#### [Set task]
In the records below, find the line containing "Serialize everything readable", then copy that line and all lines after it, exactly, omitting every picture.
### Data supplied ###
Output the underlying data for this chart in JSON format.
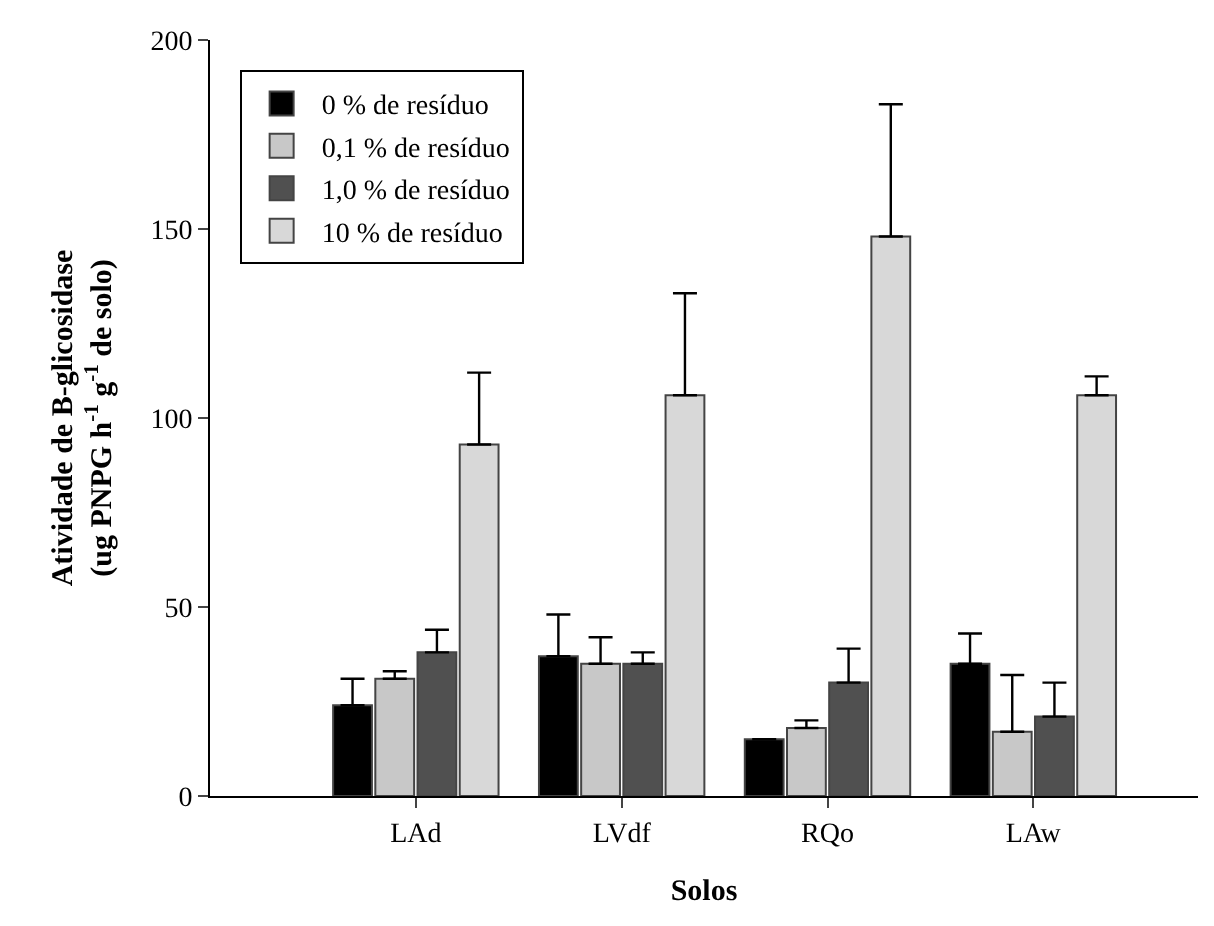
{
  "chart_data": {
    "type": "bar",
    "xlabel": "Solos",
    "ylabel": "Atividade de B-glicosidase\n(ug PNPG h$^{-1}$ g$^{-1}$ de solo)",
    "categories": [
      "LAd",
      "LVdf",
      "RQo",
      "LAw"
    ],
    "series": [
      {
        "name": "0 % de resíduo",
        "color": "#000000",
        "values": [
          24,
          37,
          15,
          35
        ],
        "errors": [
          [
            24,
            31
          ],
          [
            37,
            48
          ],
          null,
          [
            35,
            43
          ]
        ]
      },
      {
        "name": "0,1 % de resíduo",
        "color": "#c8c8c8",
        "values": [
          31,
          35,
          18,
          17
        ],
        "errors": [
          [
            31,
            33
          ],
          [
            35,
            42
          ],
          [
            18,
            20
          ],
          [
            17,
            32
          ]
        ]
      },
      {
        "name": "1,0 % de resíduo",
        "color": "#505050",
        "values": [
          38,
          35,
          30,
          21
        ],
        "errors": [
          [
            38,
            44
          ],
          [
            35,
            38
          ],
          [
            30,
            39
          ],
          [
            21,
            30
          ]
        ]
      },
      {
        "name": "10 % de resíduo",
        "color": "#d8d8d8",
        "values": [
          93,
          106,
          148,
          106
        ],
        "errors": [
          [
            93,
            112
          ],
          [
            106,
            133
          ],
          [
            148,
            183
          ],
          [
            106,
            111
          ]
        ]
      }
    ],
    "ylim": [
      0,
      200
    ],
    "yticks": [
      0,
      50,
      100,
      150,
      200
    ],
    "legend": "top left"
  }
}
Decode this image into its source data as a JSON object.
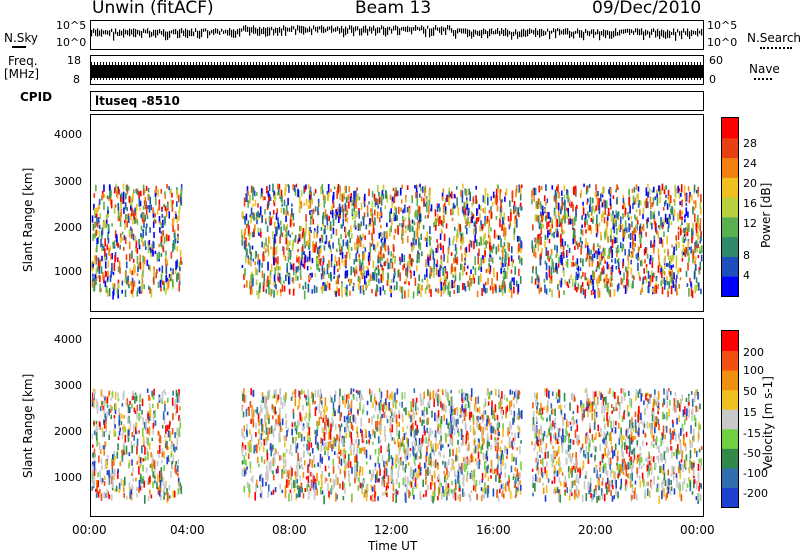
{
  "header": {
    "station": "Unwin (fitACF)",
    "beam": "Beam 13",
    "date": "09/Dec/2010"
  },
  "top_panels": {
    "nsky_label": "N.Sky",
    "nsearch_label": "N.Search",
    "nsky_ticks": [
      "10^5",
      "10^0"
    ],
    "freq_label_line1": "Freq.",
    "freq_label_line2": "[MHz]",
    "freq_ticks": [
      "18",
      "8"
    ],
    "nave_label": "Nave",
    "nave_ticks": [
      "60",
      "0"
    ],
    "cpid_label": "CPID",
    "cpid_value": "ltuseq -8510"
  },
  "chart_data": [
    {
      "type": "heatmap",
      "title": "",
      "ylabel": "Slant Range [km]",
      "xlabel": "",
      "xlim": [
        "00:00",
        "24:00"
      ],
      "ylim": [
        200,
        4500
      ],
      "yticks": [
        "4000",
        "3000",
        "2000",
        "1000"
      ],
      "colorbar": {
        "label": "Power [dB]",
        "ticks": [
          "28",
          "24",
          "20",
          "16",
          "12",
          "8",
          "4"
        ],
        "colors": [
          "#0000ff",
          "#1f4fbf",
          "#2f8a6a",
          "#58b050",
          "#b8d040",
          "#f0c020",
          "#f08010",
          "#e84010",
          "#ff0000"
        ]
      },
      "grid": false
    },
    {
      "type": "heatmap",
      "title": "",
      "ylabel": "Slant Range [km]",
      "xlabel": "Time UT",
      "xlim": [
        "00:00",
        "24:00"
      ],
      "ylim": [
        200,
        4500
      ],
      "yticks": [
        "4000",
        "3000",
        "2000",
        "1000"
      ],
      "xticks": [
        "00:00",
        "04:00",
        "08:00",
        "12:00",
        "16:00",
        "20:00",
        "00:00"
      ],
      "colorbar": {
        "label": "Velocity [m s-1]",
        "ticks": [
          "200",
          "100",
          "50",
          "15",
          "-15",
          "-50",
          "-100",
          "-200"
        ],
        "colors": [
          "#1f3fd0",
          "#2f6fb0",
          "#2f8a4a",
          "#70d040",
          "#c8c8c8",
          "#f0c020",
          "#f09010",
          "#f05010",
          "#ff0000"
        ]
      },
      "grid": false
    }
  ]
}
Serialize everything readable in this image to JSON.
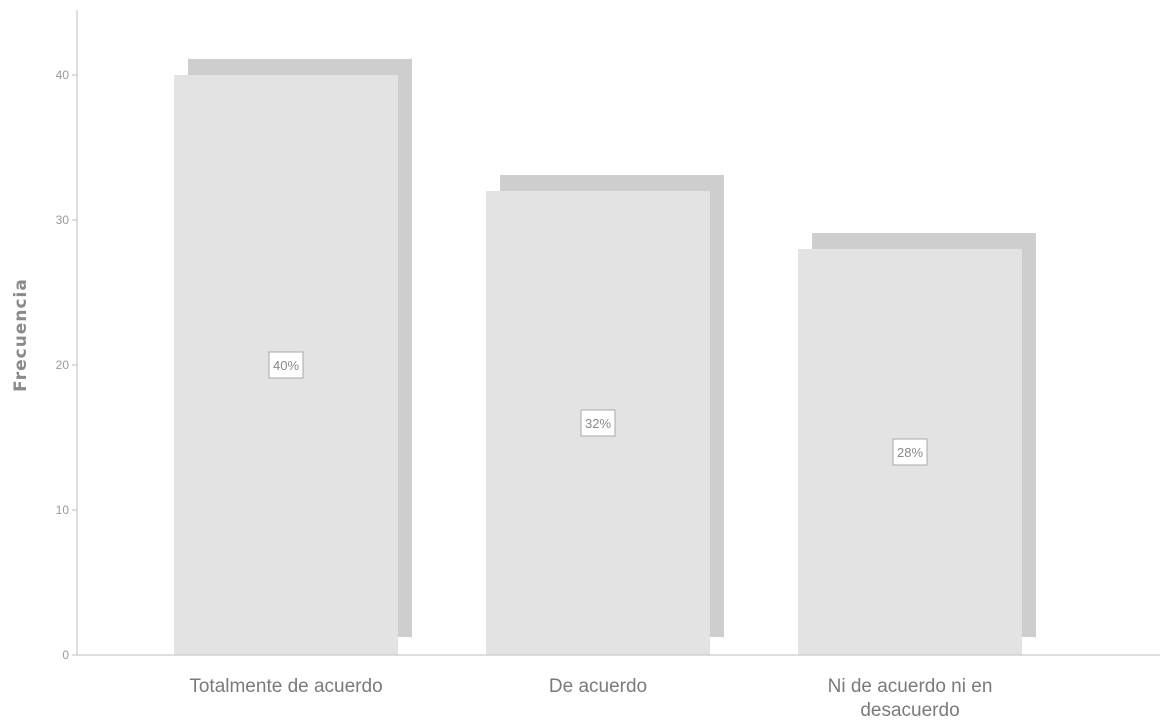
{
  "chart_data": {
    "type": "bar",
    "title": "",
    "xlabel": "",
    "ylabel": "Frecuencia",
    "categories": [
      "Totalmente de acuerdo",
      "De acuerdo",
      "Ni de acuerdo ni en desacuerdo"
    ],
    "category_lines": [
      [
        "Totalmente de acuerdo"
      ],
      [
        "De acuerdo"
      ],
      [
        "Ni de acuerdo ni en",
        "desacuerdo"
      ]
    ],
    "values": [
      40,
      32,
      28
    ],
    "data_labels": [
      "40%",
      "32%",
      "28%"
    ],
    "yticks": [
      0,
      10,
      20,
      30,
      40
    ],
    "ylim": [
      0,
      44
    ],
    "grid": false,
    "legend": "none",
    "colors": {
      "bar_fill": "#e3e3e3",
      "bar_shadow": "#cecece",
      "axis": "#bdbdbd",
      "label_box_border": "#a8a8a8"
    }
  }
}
###
#### [Solved problem]
Serialize everything readable in this image to JSON.
{
  "chart_data": {
    "type": "bar",
    "title": "",
    "xlabel": "",
    "ylabel": "Frecuencia",
    "categories": [
      "Totalmente de acuerdo",
      "De acuerdo",
      "Ni de acuerdo ni en desacuerdo"
    ],
    "category_lines": [
      [
        "Totalmente de acuerdo"
      ],
      [
        "De acuerdo"
      ],
      [
        "Ni de acuerdo ni en",
        "desacuerdo"
      ]
    ],
    "values": [
      40,
      32,
      28
    ],
    "data_labels": [
      "40%",
      "32%",
      "28%"
    ],
    "yticks": [
      0,
      10,
      20,
      30,
      40
    ],
    "ylim": [
      0,
      44
    ],
    "grid": false,
    "legend": "none",
    "colors": {
      "bar_fill": "#e3e3e3",
      "bar_shadow": "#cecece",
      "axis": "#bdbdbd",
      "label_box_border": "#a8a8a8"
    }
  }
}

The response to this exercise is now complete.